- _What the task asks_: Find how many lines in the data below mention "account". Give the number only.
### Source records
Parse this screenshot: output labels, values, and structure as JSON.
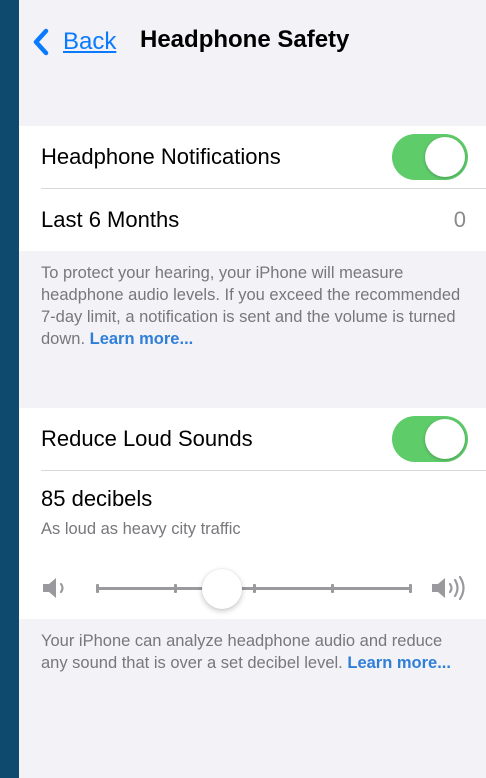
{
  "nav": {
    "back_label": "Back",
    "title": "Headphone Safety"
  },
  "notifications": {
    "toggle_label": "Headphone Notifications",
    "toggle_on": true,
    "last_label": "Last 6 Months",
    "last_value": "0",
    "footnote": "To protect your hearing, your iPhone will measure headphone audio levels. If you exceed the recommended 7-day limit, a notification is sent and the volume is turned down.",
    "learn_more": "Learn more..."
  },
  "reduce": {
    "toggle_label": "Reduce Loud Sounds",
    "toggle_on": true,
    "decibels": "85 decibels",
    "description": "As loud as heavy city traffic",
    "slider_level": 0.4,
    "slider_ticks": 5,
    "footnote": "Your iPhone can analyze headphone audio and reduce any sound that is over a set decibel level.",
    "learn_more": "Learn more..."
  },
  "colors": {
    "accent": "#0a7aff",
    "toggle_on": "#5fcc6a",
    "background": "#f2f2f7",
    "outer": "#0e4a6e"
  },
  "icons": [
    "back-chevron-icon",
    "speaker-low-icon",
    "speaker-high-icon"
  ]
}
######
### Source records
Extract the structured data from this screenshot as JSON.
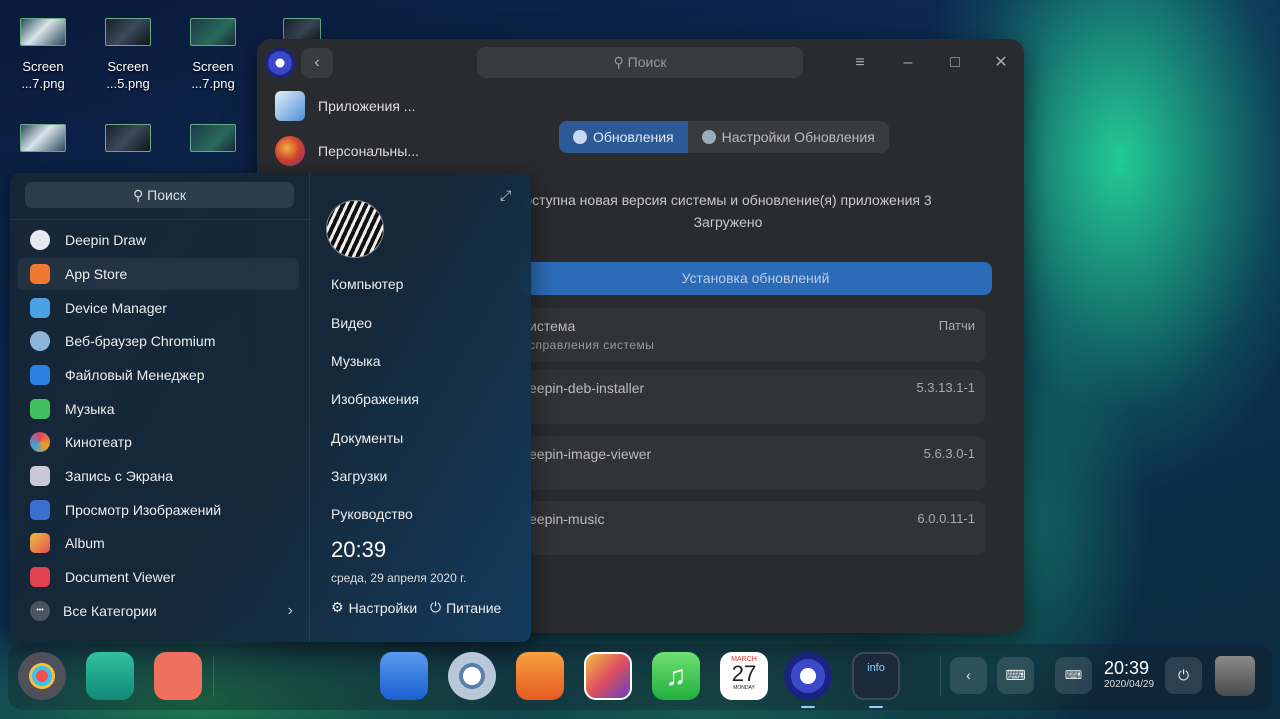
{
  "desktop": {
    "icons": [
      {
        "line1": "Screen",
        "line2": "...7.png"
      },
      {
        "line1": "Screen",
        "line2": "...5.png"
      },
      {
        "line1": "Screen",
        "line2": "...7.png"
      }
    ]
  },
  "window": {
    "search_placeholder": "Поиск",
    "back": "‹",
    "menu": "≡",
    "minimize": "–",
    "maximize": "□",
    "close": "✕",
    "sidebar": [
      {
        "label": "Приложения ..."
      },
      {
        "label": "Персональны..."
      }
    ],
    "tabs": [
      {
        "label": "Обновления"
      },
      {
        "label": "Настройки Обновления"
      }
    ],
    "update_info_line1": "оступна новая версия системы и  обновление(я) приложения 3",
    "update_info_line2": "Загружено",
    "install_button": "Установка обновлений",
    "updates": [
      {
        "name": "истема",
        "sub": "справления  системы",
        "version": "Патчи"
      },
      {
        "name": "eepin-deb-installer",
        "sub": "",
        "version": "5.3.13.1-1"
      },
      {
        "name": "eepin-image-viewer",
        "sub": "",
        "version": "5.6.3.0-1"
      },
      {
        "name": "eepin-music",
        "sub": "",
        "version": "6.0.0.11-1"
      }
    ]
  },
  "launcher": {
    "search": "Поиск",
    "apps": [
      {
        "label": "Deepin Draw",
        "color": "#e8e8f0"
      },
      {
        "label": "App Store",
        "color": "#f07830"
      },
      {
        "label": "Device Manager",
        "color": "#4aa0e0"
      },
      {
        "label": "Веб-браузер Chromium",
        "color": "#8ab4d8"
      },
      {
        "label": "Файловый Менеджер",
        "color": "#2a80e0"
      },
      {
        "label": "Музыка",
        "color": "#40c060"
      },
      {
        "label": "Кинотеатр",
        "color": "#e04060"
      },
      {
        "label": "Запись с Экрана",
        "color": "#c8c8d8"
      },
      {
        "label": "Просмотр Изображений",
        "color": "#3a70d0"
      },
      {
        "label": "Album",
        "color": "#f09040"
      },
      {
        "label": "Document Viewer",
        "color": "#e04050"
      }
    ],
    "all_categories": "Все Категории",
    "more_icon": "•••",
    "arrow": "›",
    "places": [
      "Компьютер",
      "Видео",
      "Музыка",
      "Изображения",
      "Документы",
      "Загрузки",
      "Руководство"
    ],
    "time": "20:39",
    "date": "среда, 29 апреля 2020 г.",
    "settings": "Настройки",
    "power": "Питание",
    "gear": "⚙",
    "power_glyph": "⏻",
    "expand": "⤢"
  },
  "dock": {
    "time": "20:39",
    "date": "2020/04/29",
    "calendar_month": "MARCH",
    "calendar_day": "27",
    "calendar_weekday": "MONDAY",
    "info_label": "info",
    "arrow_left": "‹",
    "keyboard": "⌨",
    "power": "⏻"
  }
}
######
### Source records
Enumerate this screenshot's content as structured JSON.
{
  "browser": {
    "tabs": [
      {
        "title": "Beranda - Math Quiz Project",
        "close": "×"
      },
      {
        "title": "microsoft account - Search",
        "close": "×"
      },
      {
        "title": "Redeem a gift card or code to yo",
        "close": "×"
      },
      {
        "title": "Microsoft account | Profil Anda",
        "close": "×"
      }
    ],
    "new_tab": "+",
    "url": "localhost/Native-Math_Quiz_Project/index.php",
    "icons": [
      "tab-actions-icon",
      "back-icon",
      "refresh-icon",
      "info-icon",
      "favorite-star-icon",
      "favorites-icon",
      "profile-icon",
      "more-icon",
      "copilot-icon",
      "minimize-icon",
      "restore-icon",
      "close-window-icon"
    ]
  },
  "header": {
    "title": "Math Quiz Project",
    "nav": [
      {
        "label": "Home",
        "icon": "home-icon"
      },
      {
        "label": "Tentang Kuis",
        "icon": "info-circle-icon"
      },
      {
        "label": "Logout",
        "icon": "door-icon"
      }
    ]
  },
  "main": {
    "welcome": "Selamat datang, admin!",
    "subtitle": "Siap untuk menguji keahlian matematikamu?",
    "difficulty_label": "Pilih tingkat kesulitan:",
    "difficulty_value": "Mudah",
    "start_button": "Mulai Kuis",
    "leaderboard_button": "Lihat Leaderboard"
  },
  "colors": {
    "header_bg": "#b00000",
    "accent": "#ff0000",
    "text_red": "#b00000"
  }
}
######
- _Output of the exercise_: 2